> WHAT YOU ARE ASKED TO DO
Wherever a line holds the string "وقيل", copy that line.

> DATA SUPPLIED

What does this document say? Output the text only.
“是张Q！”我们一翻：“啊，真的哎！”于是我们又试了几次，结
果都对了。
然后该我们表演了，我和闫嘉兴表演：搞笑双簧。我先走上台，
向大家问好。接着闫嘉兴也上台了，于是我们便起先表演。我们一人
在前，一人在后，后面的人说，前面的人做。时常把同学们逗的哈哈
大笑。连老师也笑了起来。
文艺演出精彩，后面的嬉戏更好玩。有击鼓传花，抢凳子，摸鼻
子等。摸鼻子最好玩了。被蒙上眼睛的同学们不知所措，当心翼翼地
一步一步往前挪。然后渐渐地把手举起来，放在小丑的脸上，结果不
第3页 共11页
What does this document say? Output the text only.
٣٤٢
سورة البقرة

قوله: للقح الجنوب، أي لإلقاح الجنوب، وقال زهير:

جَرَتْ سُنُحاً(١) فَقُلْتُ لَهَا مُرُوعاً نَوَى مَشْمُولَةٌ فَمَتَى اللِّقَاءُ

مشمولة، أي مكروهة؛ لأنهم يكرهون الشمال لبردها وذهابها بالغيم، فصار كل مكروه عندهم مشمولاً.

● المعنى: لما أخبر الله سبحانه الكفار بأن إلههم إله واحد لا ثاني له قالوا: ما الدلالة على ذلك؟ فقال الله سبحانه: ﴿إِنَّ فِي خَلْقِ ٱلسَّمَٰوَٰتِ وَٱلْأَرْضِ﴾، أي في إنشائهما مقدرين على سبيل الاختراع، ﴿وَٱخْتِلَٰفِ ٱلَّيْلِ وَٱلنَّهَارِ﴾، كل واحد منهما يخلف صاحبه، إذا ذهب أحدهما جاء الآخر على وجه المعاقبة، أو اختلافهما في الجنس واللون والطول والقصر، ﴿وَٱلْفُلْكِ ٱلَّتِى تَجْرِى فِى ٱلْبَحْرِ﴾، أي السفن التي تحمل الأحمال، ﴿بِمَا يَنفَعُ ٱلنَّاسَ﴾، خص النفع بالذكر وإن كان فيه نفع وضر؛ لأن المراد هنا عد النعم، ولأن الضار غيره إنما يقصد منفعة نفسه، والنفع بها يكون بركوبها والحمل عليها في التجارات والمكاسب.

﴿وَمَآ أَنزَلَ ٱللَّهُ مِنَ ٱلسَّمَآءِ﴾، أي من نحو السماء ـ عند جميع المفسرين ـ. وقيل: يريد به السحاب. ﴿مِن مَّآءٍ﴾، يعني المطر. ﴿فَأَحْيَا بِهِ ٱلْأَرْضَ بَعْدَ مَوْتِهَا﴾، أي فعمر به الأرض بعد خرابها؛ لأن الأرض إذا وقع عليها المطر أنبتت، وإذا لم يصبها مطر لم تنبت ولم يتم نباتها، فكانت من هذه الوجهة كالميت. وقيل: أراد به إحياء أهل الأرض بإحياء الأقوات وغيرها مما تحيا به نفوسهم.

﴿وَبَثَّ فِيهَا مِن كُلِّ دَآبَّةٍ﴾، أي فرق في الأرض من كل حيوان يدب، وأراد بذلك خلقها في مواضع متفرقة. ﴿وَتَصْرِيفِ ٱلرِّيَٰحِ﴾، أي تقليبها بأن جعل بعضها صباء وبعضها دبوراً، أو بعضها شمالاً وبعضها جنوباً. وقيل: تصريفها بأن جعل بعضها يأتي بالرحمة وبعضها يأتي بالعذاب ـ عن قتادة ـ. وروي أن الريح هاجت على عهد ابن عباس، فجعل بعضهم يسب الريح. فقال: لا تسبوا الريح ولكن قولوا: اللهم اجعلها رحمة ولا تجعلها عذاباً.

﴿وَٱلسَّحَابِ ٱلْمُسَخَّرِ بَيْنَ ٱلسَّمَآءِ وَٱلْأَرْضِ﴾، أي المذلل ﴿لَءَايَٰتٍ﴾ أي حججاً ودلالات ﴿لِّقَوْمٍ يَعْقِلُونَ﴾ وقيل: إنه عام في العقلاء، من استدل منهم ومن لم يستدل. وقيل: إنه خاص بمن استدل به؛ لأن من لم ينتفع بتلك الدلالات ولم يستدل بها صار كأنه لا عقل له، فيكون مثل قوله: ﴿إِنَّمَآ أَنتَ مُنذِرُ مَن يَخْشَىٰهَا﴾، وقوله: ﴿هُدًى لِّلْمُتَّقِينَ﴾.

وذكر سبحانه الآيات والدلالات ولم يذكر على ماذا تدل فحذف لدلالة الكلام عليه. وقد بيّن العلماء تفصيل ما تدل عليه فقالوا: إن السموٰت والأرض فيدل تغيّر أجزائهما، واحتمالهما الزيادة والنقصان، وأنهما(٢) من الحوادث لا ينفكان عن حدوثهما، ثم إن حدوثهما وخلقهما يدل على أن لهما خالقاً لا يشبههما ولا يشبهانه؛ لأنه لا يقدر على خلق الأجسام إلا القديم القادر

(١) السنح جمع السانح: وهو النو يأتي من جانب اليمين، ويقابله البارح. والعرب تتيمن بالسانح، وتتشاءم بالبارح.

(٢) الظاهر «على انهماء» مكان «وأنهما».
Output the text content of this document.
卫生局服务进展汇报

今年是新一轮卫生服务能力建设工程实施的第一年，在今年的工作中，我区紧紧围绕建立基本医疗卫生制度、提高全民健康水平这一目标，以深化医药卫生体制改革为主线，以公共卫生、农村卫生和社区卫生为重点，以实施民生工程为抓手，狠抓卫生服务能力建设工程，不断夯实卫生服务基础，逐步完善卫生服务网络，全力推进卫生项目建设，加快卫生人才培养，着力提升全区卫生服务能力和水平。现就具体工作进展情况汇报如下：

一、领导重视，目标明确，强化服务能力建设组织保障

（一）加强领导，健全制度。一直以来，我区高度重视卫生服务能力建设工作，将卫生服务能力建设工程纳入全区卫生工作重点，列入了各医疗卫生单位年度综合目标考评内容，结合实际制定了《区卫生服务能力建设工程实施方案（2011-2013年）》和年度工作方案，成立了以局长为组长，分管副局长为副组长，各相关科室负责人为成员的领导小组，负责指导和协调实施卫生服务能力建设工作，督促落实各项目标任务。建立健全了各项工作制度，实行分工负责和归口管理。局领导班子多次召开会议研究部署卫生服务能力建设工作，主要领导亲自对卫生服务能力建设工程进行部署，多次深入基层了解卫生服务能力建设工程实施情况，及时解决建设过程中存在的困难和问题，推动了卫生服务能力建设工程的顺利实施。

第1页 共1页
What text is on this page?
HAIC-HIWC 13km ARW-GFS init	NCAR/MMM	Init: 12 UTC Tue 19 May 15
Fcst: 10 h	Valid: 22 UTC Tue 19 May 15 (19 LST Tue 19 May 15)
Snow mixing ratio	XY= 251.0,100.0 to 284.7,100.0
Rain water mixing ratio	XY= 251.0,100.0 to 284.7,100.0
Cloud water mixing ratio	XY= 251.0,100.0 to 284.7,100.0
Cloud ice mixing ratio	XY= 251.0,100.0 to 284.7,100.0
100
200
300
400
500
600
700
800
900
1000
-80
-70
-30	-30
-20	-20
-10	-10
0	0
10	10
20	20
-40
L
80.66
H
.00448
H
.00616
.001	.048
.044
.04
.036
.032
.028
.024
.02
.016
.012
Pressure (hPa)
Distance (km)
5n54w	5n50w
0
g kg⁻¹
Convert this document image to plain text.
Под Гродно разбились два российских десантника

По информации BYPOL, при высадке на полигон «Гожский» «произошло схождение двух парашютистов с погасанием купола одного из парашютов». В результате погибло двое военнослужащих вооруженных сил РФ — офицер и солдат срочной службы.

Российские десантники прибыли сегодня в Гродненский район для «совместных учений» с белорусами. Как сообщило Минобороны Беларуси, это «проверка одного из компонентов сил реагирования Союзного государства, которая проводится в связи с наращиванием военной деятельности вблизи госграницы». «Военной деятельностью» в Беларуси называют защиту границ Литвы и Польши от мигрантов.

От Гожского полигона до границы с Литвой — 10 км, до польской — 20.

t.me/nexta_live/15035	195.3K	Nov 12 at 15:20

> PROBLEM SOLUTION
﴿وَمَآ أَنزَلَ ٱللَّهُ مِنَ ٱلسَّمَآءِ﴾، أي من نحو السماء ـ عند جميع المفسرين ـ. وقيل: يريد به السحاب. ﴿مِن مَّآءٍ﴾، يعني المطر. ﴿فَأَحْيَا بِهِ ٱلْأَرْضَ بَعْدَ مَوْتِهَا﴾، أي فعمر به الأرض بعد خرابها؛ لأن الأرض إذا وقع عليها المطر أنبتت، وإذا لم يصبها مطر لم تنبت ولم يتم نباتها، فكانت من هذه الوجهة كالميت. وقيل: أراد به إحياء أهل الأرض بإحياء الأقوات وغيرها مما تحيا به نفوسهم.
﴿وَبَثَّ فِيهَا مِن كُلِّ دَآبَّةٍ﴾، أي فرق في الأرض من كل حيوان يدب، وأراد بذلك خلقها في مواضع متفرقة. ﴿وَتَصْرِيفِ ٱلرِّيَٰحِ﴾، أي تقليبها بأن جعل بعضها صباء وبعضها دبوراً، أو بعضها شمالاً وبعضها جنوباً. وقيل: تصريفها بأن جعل بعضها يأتي بالرحمة وبعضها يأتي بالعذاب ـ عن قتادة ـ. وروي أن الريح هاجت على عهد ابن عباس، فجعل بعضهم يسب الريح. فقال: لا تسبوا الريح ولكن قولوا: اللهم اجعلها رحمة ولا تجعلها عذاباً.
﴿وَٱلسَّحَابِ ٱلْمُسَخَّرِ بَيْنَ ٱلسَّمَآءِ وَٱلْأَرْضِ﴾، أي المذلل ﴿لَءَايَٰتٍ﴾ أي حججاً ودلالات ﴿لِّقَوْمٍ يَعْقِلُونَ﴾ وقيل: إنه عام في العقلاء، من استدل منهم ومن لم يستدل. وقيل: إنه خاص بمن استدل به؛ لأن من لم ينتفع بتلك الدلالات ولم يستدل بها صار كأنه لا عقل له، فيكون مثل قوله: ﴿إِنَّمَآ أَنتَ مُنذِرُ مَن يَخْشَىٰهَا﴾، وقوله: ﴿هُدًى لِّلْمُتَّقِينَ﴾.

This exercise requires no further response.